◆ **WHAT YOU NEED TO DO**
[1] Copy the stretch of the forum thread from "# Has anyone" through "(Sep 14, 2007)" word for word.
[2] Write out the stretch of the rows from the first row through the row containing "y-tick-label: 3: [160, 410, 176, 436]", exactly as they appear.

◆ **DOCUMENT TEXT**
++++++

# Has anyone considered



## cturner (Mar 21, 2006)

Using an old aqua clear or whisper for an overflow box to go to a sump / trickle filter?? I would be very interested to see if anyone has because I've got a bunch of old whispers laying around that I don't use anymore.


----------



## boredatwork (Sep 14, 2007)

Not sure if I am missing the point, but I think you would need two of them for it to work. You need to have something hanging outside the tank, but you also need something inside the tank that is lower than the water level. Water will only naturally flow down not up. But maybe that is what you meant.


----------



## 3569Ryan (Jul 8, 2008)

I have been thinking the same thing. if you just cut a hole in the side of the hob and put a bulkhead to it would you be able to get it to siphon? would the flow rate be very high?


----------



## Turtlemaxxx (Jul 13, 2007)

I thought i saw someone use a specimin tank inside and a hob outside. just cant remember where it is.

-matt


----------



## danielratti (Feb 17, 2008)

http://cichlid-forum.com/phpBB/viewtopic.php?t=177970

This is what you were looking for.


----------



## fishwolfe (Mar 27, 2005)

++++++

Records excerpted from a collection
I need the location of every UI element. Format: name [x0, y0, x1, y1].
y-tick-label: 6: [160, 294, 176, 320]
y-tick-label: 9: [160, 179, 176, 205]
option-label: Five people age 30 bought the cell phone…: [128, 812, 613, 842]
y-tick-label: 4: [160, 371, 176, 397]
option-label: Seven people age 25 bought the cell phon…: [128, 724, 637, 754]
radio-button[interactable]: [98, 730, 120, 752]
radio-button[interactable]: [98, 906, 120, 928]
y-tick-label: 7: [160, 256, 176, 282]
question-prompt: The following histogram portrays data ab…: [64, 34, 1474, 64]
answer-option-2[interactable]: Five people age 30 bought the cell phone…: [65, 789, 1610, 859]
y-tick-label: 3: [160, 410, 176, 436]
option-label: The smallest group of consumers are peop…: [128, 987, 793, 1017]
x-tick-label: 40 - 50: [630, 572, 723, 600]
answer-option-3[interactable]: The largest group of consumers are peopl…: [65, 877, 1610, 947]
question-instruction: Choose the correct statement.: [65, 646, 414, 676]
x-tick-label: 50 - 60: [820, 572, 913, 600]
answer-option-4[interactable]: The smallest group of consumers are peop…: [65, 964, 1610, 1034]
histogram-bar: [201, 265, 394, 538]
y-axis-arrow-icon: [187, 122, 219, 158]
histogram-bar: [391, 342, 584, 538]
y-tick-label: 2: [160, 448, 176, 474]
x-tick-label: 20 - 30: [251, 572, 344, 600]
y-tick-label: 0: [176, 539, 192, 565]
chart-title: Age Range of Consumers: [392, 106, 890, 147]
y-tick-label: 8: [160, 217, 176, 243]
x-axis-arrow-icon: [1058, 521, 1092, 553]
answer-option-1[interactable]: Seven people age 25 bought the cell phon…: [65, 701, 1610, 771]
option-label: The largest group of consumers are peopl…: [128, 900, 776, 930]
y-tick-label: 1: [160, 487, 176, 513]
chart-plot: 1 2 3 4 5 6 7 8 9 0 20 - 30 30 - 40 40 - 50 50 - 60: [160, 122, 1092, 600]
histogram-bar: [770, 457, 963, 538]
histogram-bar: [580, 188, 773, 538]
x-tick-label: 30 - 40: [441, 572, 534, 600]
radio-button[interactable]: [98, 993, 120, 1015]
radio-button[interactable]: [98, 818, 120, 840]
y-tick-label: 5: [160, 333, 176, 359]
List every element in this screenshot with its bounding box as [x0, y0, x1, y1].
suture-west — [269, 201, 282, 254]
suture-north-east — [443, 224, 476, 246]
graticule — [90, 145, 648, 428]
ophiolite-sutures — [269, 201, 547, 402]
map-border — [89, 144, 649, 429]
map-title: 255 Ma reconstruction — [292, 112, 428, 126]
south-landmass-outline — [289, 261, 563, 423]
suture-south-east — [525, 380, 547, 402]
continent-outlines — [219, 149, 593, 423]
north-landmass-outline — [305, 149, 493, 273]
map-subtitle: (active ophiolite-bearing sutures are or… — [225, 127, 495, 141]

++++++

◆ **FULL SOLUTIONS**
[1]
# Has anyone considered



## cturner (Mar 21, 2006)

Using an old aqua clear or whisper for an overflow box to go to a sump / trickle filter?? I would be very interested to see if anyone has because I've got a bunch of old whispers laying around that I don't use anymore.


----------



## boredatwork (Sep 14, 2007)

[2]
I need the location of every UI element. Format: name [x0, y0, x1, y1].
y-tick-label: 6: [160, 294, 176, 320]
y-tick-label: 9: [160, 179, 176, 205]
option-label: Five people age 30 bought the cell phone…: [128, 812, 613, 842]
y-tick-label: 4: [160, 371, 176, 397]
option-label: Seven people age 25 bought the cell phon…: [128, 724, 637, 754]
radio-button[interactable]: [98, 730, 120, 752]
radio-button[interactable]: [98, 906, 120, 928]
y-tick-label: 7: [160, 256, 176, 282]
question-prompt: The following histogram portrays data ab…: [64, 34, 1474, 64]
answer-option-2[interactable]: Five people age 30 bought the cell phone…: [65, 789, 1610, 859]
y-tick-label: 3: [160, 410, 176, 436]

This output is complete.